-- Start --

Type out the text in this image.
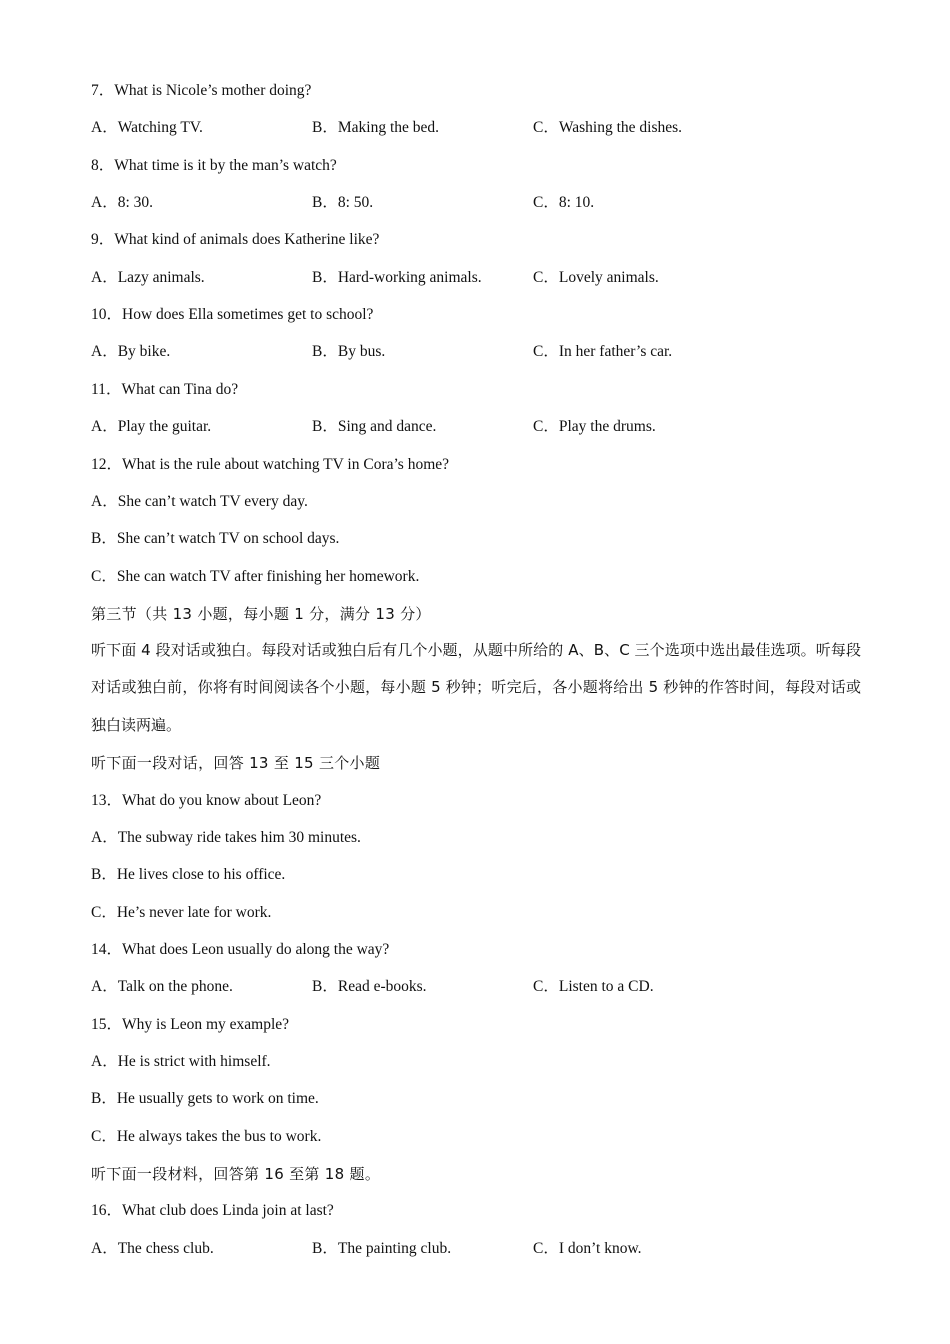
7．What is Nicole’s mother doing?
A．Watching TV.	B．Making the bed.	C．Washing the dishes.
8．What time is it by the man’s watch?
A．8: 30.	B．8: 50.	C．8: 10.
9．What kind of animals does Katherine like?
A．Lazy animals.	B．Hard-working animals.	C．Lovely animals.
10．How does Ella sometimes get to school?
A．By bike.	B．By bus.	C．In her father’s car.
11．What can Tina do?
A．Play the guitar.	B．Sing and dance.	C．Play the drums.
12．What is the rule about watching TV in Cora’s home?
A．She can’t watch TV every day.
B．She can’t watch TV on school days.
C．She can watch TV after finishing her homework.
第三节（共 13 小题，每小题 1 分，满分 13 分）
听下面 4 段对话或独白。每段对话或独白后有几个小题，从题中所给的 A、B、C 三个选项中选出最佳选项。听每段对话或独白前，你将有时间阅读各个小题，每小题 5 秒钟；听完后，各小题将给出 5 秒钟的作答时间，每段对话或独白读两遍。
听下面一段对话，回答 13 至 15 三个小题
13．What do you know about Leon?
A．The subway ride takes him 30 minutes.
B．He lives close to his office.
C．He’s never late for work.
14．What does Leon usually do along the way?
A．Talk on the phone.	B．Read e-books.	C．Listen to a CD.
15．Why is Leon my example?
A．He is strict with himself.
B．He usually gets to work on time.
C．He always takes the bus to work.
听下面一段材料，回答第 16 至第 18 题。
16．What club does Linda join at last?
A．The chess club.	B．The painting club.	C．I don’t know.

-- End --

*What the exercise asks*: Would you return the data exactly as written, without the pictures?

*In response*:
Type out the text in this image.
7．What is Nicole’s mother doing?
A．Watching TV.	B．Making the bed.	C．Washing the dishes.
8．What time is it by the man’s watch?
A．8: 30.	B．8: 50.	C．8: 10.
9．What kind of animals does Katherine like?
A．Lazy animals.	B．Hard-working animals.	C．Lovely animals.
10．How does Ella sometimes get to school?
A．By bike.	B．By bus.	C．In her father’s car.
11．What can Tina do?
A．Play the guitar.	B．Sing and dance.	C．Play the drums.
12．What is the rule about watching TV in Cora’s home?
A．She can’t watch TV every day.
B．She can’t watch TV on school days.
C．She can watch TV after finishing her homework.
第三节（共 13 小题，每小题 1 分，满分 13 分）
听下面 4 段对话或独白。每段对话或独白后有几个小题，从题中所给的 A、B、C 三个选项中选出最佳选项。听每段对话或独白前，你将有时间阅读各个小题，每小题 5 秒钟；听完后，各小题将给出 5 秒钟的作答时间，每段对话或独白读两遍。
听下面一段对话，回答 13 至 15 三个小题
13．What do you know about Leon?
A．The subway ride takes him 30 minutes.
B．He lives close to his office.
C．He’s never late for work.
14．What does Leon usually do along the way?
A．Talk on the phone.	B．Read e-books.	C．Listen to a CD.
15．Why is Leon my example?
A．He is strict with himself.
B．He usually gets to work on time.
C．He always takes the bus to work.
听下面一段材料，回答第 16 至第 18 题。
16．What club does Linda join at last?
A．The chess club.	B．The painting club.	C．I don’t know.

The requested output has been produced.